What to do =>
Check each line of the listing for the string "image", count the lines that have it, and answer with that number only.

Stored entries
——————
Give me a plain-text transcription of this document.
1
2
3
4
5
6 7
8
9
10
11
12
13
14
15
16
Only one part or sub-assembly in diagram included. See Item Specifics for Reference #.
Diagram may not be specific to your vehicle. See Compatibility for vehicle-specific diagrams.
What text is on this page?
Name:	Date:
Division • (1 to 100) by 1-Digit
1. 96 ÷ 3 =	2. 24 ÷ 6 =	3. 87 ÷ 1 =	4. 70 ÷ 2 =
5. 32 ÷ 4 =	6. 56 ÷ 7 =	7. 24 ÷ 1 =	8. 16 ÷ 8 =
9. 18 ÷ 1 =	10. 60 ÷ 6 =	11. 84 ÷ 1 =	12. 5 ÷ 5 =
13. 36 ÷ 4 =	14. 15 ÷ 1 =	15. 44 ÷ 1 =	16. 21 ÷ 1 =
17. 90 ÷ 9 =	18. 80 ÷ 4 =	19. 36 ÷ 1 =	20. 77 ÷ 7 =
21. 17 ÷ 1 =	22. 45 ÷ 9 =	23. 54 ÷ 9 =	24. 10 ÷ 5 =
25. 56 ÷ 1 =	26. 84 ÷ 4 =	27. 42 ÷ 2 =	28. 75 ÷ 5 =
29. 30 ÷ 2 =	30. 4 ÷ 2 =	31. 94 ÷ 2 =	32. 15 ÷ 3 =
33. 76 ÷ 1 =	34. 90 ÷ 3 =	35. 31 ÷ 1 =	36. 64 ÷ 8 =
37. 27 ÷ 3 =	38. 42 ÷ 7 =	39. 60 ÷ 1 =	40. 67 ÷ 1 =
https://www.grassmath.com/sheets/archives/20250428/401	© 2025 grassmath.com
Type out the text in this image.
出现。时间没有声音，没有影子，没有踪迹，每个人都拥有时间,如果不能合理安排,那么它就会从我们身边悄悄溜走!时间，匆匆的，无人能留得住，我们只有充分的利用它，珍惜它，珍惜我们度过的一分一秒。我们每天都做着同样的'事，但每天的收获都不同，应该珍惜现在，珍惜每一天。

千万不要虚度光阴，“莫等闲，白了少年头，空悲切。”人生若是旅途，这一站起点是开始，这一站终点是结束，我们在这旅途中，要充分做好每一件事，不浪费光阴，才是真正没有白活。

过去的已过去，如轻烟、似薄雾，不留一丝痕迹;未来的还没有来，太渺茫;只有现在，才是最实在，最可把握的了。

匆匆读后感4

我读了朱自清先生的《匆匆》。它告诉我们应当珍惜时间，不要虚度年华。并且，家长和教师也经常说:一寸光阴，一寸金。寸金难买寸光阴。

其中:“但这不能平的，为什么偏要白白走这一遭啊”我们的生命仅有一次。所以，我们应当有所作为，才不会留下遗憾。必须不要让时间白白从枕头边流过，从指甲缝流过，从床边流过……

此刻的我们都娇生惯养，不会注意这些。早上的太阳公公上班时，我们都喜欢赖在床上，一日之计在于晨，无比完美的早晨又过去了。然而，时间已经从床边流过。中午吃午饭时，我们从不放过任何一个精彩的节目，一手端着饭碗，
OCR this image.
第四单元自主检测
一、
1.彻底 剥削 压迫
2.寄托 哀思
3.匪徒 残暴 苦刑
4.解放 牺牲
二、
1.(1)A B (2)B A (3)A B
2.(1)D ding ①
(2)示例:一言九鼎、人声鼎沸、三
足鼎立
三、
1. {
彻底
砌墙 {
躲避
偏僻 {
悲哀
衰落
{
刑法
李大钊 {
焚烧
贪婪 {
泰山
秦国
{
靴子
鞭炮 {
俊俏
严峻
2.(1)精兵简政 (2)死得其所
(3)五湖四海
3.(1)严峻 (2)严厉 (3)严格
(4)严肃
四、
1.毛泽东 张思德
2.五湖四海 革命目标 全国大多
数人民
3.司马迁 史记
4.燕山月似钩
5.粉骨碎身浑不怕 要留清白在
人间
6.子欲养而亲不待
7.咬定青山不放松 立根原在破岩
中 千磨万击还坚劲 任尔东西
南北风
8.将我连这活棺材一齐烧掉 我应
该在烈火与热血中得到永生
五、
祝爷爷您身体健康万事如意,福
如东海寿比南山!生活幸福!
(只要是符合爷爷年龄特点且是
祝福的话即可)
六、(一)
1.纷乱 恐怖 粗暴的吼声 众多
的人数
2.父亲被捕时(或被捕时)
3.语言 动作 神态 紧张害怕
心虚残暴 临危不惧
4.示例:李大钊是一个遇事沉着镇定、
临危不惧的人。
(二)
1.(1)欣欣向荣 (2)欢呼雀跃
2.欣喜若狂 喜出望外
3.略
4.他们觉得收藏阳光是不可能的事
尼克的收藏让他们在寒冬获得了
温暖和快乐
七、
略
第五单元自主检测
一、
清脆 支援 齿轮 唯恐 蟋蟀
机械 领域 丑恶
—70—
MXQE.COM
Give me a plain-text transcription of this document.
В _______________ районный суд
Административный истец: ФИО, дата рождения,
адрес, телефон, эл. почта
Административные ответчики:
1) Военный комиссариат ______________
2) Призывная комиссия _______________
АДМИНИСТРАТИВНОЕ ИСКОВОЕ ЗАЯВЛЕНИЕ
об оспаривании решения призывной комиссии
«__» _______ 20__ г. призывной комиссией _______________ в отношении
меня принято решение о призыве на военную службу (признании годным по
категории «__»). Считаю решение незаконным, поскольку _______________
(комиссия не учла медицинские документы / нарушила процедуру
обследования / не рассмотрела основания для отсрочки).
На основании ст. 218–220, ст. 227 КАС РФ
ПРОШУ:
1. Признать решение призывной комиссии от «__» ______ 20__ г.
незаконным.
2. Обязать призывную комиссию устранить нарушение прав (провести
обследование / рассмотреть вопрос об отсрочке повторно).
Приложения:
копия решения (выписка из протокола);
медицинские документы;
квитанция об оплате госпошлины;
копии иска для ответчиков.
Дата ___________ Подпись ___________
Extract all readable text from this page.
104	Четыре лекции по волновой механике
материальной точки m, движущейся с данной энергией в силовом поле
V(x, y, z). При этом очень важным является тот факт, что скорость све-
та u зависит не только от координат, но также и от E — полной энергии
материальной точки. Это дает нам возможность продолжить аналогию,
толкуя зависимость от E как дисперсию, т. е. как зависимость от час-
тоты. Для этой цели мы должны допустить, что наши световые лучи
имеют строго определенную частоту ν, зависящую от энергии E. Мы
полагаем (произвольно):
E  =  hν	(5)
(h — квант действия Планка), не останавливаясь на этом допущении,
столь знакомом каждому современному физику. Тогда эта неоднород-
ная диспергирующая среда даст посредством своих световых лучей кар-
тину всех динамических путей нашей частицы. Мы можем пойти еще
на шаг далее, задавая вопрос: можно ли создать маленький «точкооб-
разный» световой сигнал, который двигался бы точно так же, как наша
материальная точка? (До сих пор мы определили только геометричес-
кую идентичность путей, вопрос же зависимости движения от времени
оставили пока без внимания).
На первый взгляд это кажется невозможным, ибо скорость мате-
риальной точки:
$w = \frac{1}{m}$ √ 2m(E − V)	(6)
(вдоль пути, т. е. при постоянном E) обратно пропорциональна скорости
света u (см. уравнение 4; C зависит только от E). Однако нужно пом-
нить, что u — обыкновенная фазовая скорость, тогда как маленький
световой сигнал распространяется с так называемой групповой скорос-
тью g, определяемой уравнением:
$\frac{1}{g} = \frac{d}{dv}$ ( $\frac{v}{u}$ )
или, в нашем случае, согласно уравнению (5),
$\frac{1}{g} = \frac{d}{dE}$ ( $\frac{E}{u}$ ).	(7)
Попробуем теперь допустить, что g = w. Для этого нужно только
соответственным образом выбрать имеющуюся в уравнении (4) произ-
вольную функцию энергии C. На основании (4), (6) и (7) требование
——————
Response to the exercise =>
2